◆ Exercise instructions
Rewrite the records below, replacing each occurrence of "x-tick-label" with "month-label" and leaving everything else unchanged.

◆ Records shown
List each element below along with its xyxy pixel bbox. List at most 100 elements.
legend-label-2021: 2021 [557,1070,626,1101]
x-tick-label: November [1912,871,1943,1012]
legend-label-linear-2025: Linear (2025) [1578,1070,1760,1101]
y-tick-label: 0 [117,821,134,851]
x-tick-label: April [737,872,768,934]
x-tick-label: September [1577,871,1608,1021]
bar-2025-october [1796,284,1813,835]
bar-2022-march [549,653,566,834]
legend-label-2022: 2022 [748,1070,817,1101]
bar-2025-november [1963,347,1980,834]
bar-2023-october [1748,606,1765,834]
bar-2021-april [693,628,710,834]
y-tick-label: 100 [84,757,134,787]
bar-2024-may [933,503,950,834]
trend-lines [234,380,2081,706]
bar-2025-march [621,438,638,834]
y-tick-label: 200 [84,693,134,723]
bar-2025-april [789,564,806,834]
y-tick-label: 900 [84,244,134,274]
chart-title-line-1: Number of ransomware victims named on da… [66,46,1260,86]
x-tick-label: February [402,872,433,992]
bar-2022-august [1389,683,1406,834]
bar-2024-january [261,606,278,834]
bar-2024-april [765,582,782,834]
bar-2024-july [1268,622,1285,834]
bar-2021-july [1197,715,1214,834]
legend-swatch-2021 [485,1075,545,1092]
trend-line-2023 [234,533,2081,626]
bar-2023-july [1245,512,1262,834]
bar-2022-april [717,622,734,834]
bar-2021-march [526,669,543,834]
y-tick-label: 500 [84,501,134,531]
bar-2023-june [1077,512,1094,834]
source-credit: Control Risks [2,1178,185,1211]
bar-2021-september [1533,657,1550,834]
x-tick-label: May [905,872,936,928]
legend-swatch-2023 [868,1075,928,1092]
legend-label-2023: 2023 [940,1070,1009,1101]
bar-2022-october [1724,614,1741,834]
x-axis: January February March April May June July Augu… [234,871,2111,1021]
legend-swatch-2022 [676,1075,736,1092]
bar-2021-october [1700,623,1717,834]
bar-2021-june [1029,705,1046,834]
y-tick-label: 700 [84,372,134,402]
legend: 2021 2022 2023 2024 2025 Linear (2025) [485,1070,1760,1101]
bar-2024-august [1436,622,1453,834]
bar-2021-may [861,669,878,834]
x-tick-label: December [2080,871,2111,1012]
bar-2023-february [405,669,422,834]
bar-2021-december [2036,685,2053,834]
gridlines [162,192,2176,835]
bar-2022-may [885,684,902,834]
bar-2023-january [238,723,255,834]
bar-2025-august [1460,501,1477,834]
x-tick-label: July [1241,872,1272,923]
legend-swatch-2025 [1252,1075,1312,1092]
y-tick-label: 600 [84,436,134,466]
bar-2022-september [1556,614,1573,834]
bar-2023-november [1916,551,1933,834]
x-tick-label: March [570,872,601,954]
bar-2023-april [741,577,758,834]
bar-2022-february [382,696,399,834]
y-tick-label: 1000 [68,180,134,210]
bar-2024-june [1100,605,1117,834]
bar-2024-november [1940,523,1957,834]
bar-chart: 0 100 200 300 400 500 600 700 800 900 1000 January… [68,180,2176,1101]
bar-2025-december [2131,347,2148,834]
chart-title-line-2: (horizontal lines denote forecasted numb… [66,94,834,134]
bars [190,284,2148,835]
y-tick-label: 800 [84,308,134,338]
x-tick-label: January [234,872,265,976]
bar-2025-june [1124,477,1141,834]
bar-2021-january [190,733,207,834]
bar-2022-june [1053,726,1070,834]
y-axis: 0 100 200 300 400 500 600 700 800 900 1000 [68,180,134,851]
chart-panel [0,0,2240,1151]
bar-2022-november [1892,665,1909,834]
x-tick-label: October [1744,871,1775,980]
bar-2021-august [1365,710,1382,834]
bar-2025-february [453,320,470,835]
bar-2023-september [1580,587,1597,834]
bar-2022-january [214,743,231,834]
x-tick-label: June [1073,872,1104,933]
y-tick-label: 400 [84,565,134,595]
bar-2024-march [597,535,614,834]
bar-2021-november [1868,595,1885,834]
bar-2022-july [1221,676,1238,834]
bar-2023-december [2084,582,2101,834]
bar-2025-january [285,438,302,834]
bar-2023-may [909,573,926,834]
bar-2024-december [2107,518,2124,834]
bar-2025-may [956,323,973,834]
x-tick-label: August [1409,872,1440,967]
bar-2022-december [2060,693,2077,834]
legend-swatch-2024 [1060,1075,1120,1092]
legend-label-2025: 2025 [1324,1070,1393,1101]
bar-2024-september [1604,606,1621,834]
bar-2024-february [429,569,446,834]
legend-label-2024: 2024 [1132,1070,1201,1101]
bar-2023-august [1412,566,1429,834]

◆ Exercise response
List each element below along with its xyxy pixel bbox. List at most 100 elements.
legend-label-2021: 2021 [557,1070,626,1101]
month-label: November [1912,871,1943,1012]
legend-label-linear-2025: Linear (2025) [1578,1070,1760,1101]
y-tick-label: 0 [117,821,134,851]
month-label: April [737,872,768,934]
month-label: September [1577,871,1608,1021]
bar-2025-october [1796,284,1813,835]
bar-2022-march [549,653,566,834]
legend-label-2022: 2022 [748,1070,817,1101]
bar-2025-november [1963,347,1980,834]
bar-2023-october [1748,606,1765,834]
bar-2021-april [693,628,710,834]
y-tick-label: 100 [84,757,134,787]
bar-2024-may [933,503,950,834]
trend-lines [234,380,2081,706]
bar-2025-march [621,438,638,834]
y-tick-label: 200 [84,693,134,723]
bar-2025-april [789,564,806,834]
y-tick-label: 900 [84,244,134,274]
chart-title-line-1: Number of ransomware victims named on da… [66,46,1260,86]
month-label: February [402,872,433,992]
bar-2022-august [1389,683,1406,834]
bar-2024-january [261,606,278,834]
bar-2024-april [765,582,782,834]
bar-2024-july [1268,622,1285,834]
bar-2021-july [1197,715,1214,834]
legend-swatch-2021 [485,1075,545,1092]
trend-line-2023 [234,533,2081,626]
bar-2023-july [1245,512,1262,834]
bar-2022-april [717,622,734,834]
bar-2021-march [526,669,543,834]
y-tick-label: 500 [84,501,134,531]
bar-2023-june [1077,512,1094,834]
source-credit: Control Risks [2,1178,185,1211]
bar-2021-september [1533,657,1550,834]
month-label: May [905,872,936,928]
legend-swatch-2023 [868,1075,928,1092]
legend-label-2023: 2023 [940,1070,1009,1101]
bar-2022-october [1724,614,1741,834]
x-axis: January February March April May June July Augu… [234,871,2111,1021]
legend-swatch-2022 [676,1075,736,1092]
bar-2021-october [1700,623,1717,834]
bar-2021-june [1029,705,1046,834]
y-tick-label: 700 [84,372,134,402]
legend: 2021 2022 2023 2024 2025 Linear (2025) [485,1070,1760,1101]
bar-2024-august [1436,622,1453,834]
bar-2021-may [861,669,878,834]
month-label: December [2080,871,2111,1012]
bar-2023-february [405,669,422,834]
bar-2021-december [2036,685,2053,834]
gridlines [162,192,2176,835]
bar-2022-may [885,684,902,834]
bar-2023-january [238,723,255,834]
bar-2025-august [1460,501,1477,834]
month-label: July [1241,872,1272,923]
legend-swatch-2025 [1252,1075,1312,1092]
y-tick-label: 600 [84,436,134,466]
bar-2022-september [1556,614,1573,834]
bar-2023-november [1916,551,1933,834]
month-label: March [570,872,601,954]
bar-2023-april [741,577,758,834]
bar-2022-february [382,696,399,834]
y-tick-label: 1000 [68,180,134,210]
bar-2024-june [1100,605,1117,834]
bar-2024-november [1940,523,1957,834]
bar-chart: 0 100 200 300 400 500 600 700 800 900 1000 January… [68,180,2176,1101]
bar-2025-december [2131,347,2148,834]
chart-title-line-2: (horizontal lines denote forecasted numb… [66,94,834,134]
bars [190,284,2148,835]
y-tick-label: 800 [84,308,134,338]
month-label: January [234,872,265,976]
bar-2025-june [1124,477,1141,834]
bar-2021-january [190,733,207,834]
bar-2022-june [1053,726,1070,834]
y-axis: 0 100 200 300 400 500 600 700 800 900 1000 [68,180,134,851]
chart-panel [0,0,2240,1151]
bar-2022-november [1892,665,1909,834]
month-label: October [1744,871,1775,980]
bar-2021-august [1365,710,1382,834]
bar-2025-february [453,320,470,835]
bar-2023-september [1580,587,1597,834]
bar-2022-january [214,743,231,834]
month-label: June [1073,872,1104,933]
y-tick-label: 400 [84,565,134,595]
bar-2024-march [597,535,614,834]
bar-2021-november [1868,595,1885,834]
bar-2022-july [1221,676,1238,834]
bar-2023-december [2084,582,2101,834]
bar-2025-january [285,438,302,834]
bar-2023-may [909,573,926,834]
bar-2024-december [2107,518,2124,834]
bar-2025-may [956,323,973,834]
month-label: August [1409,872,1440,967]
bar-2022-december [2060,693,2077,834]
legend-swatch-2024 [1060,1075,1120,1092]
legend-label-2025: 2025 [1324,1070,1393,1101]
bar-2024-september [1604,606,1621,834]
bar-2024-february [429,569,446,834]
legend-label-2024: 2024 [1132,1070,1201,1101]
bar-2023-august [1412,566,1429,834]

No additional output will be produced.